:: What this task involves ::
Gather the lines that hold the string "list".

Source data:
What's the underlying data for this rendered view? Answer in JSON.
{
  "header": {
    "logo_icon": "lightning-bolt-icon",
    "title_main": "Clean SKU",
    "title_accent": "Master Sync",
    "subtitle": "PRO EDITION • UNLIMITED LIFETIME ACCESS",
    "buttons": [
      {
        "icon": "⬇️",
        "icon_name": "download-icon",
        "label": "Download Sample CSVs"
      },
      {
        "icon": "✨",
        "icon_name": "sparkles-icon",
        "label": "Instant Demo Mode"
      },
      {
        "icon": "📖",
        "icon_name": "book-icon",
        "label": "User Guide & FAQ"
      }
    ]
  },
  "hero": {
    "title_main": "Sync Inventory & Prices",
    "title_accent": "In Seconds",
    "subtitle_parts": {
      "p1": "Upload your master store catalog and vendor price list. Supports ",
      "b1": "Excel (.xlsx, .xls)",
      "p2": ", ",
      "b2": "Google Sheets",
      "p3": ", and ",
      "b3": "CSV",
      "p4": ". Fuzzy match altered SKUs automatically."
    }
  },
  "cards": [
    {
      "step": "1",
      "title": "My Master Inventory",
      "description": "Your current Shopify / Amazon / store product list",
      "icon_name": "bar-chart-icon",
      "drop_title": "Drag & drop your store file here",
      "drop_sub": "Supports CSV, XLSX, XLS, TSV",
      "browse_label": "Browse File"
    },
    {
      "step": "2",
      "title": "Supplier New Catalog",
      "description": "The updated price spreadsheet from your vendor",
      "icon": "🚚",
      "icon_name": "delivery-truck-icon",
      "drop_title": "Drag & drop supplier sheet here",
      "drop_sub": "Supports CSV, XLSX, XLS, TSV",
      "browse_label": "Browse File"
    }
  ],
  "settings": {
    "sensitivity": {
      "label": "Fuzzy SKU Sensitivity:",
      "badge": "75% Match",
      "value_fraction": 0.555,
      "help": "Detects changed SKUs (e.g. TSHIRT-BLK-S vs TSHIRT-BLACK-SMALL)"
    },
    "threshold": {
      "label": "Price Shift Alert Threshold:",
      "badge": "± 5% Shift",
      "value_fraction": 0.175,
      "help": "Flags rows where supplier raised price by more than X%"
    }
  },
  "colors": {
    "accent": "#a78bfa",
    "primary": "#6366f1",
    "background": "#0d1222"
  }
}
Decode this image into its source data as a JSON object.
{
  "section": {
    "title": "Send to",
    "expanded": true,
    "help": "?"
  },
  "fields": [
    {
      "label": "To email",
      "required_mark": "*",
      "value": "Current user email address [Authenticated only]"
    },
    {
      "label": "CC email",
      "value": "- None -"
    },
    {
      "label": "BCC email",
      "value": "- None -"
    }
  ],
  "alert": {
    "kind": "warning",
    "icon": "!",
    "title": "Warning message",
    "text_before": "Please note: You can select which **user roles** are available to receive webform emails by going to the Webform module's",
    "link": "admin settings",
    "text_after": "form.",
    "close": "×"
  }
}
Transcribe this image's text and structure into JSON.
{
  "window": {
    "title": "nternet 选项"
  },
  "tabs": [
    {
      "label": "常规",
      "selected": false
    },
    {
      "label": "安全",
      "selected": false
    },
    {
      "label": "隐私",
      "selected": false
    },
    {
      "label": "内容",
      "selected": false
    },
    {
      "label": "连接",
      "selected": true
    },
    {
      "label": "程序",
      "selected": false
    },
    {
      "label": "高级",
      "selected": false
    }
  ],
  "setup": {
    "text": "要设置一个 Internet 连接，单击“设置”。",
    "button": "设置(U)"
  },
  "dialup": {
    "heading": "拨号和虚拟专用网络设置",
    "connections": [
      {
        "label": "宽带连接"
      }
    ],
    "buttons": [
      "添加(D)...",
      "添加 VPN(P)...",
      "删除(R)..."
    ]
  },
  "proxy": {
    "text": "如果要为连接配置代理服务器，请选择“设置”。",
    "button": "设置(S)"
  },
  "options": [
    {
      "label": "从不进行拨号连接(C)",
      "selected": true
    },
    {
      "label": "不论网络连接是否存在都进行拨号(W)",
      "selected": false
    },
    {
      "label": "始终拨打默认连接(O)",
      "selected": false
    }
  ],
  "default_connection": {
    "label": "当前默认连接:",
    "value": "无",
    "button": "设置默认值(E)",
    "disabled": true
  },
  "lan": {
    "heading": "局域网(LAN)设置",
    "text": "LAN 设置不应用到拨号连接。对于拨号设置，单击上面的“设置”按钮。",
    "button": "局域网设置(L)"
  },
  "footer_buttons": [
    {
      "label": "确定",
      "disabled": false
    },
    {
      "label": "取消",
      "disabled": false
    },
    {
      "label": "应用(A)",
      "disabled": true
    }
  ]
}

:: Response for this exercise ::
      "p1": "Upload your master store catalog and vendor price list. Supports ",
      "description": "Your current Shopify / Amazon / store product list",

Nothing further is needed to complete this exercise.